→ WHAT THE EXERCISE ASKS
Repeat the records exactly. Every line must match.

==== DATASET EXCERPTS

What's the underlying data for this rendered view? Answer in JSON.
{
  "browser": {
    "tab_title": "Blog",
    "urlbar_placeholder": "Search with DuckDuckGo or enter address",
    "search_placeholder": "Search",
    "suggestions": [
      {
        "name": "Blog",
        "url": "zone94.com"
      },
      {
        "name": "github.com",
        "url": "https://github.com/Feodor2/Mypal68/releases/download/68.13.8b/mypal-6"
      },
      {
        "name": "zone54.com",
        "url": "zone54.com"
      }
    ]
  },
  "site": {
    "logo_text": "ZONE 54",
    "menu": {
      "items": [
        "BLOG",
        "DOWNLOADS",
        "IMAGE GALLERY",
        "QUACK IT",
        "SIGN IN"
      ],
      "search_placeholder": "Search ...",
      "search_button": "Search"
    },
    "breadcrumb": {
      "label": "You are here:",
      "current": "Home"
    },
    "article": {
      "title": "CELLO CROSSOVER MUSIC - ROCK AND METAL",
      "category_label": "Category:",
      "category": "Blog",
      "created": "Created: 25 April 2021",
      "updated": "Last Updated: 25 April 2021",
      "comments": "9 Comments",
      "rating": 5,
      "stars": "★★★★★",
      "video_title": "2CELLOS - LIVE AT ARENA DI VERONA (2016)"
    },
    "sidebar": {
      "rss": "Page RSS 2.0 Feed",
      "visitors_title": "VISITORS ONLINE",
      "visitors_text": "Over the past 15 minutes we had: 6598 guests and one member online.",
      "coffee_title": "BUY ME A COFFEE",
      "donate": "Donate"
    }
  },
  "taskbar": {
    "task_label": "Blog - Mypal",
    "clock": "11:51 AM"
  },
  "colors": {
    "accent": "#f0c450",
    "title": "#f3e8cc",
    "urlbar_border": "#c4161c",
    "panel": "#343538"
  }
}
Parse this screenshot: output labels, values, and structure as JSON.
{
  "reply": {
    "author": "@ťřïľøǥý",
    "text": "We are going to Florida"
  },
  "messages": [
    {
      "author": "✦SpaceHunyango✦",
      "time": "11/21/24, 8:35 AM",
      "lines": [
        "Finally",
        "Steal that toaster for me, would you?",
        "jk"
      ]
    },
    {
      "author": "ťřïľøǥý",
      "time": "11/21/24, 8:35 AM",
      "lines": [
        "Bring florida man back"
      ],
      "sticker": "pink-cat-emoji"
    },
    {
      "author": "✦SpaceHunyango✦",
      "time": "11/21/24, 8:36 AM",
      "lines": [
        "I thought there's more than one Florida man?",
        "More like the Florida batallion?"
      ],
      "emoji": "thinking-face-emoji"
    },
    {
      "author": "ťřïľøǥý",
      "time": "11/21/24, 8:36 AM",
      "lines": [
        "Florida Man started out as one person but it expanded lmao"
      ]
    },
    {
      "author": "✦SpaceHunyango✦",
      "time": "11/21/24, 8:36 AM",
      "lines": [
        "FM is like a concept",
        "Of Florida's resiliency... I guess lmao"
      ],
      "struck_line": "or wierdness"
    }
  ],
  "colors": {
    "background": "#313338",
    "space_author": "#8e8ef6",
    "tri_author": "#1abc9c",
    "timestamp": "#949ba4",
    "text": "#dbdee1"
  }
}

========

→ WORKED SOLUTION
What's the underlying data for this rendered view? Answer in JSON.
{
  "browser": {
    "tab_title": "Blog",
    "urlbar_placeholder": "Search with DuckDuckGo or enter address",
    "search_placeholder": "Search",
    "suggestions": [
      {
        "name": "Blog",
        "url": "zone94.com"
      },
      {
        "name": "github.com",
        "url": "https://github.com/Feodor2/Mypal68/releases/download/68.13.8b/mypal-6"
      },
      {
        "name": "zone54.com",
        "url": "zone54.com"
      }
    ]
  },
  "site": {
    "logo_text": "ZONE 54",
    "menu": {
      "items": [
        "BLOG",
        "DOWNLOADS",
        "IMAGE GALLERY",
        "QUACK IT",
        "SIGN IN"
      ],
      "search_placeholder": "Search ...",
      "search_button": "Search"
    },
    "breadcrumb": {
      "label": "You are here:",
      "current": "Home"
    },
    "article": {
      "title": "CELLO CROSSOVER MUSIC - ROCK AND METAL",
      "category_label": "Category:",
      "category": "Blog",
      "created": "Created: 25 April 2021",
      "updated": "Last Updated: 25 April 2021",
      "comments": "9 Comments",
      "rating": 5,
      "stars": "★★★★★",
      "video_title": "2CELLOS - LIVE AT ARENA DI VERONA (2016)"
    },
    "sidebar": {
      "rss": "Page RSS 2.0 Feed",
      "visitors_title": "VISITORS ONLINE",
      "visitors_text": "Over the past 15 minutes we had: 6598 guests and one member online.",
      "coffee_title": "BUY ME A COFFEE",
      "donate": "Donate"
    }
  },
  "taskbar": {
    "task_label": "Blog - Mypal",
    "clock": "11:51 AM"
  },
  "colors": {
    "accent": "#f0c450",
    "title": "#f3e8cc",
    "urlbar_border": "#c4161c",
    "panel": "#343538"
  }
}
Parse this screenshot: output labels, values, and structure as JSON.
{
  "reply": {
    "author": "@ťřïľøǥý",
    "text": "We are going to Florida"
  },
  "messages": [
    {
      "author": "✦SpaceHunyango✦",
      "time": "11/21/24, 8:35 AM",
      "lines": [
        "Finally",
        "Steal that toaster for me, would you?",
        "jk"
      ]
    },
    {
      "author": "ťřïľøǥý",
      "time": "11/21/24, 8:35 AM",
      "lines": [
        "Bring florida man back"
      ],
      "sticker": "pink-cat-emoji"
    },
    {
      "author": "✦SpaceHunyango✦",
      "time": "11/21/24, 8:36 AM",
      "lines": [
        "I thought there's more than one Florida man?",
        "More like the Florida batallion?"
      ],
      "emoji": "thinking-face-emoji"
    },
    {
      "author": "ťřïľøǥý",
      "time": "11/21/24, 8:36 AM",
      "lines": [
        "Florida Man started out as one person but it expanded lmao"
      ]
    },
    {
      "author": "✦SpaceHunyango✦",
      "time": "11/21/24, 8:36 AM",
      "lines": [
        "FM is like a concept",
        "Of Florida's resiliency... I guess lmao"
      ],
      "struck_line": "or wierdness"
    }
  ],
  "colors": {
    "background": "#313338",
    "space_author": "#8e8ef6",
    "tri_author": "#1abc9c",
    "timestamp": "#949ba4",
    "text": "#dbdee1"
  }
}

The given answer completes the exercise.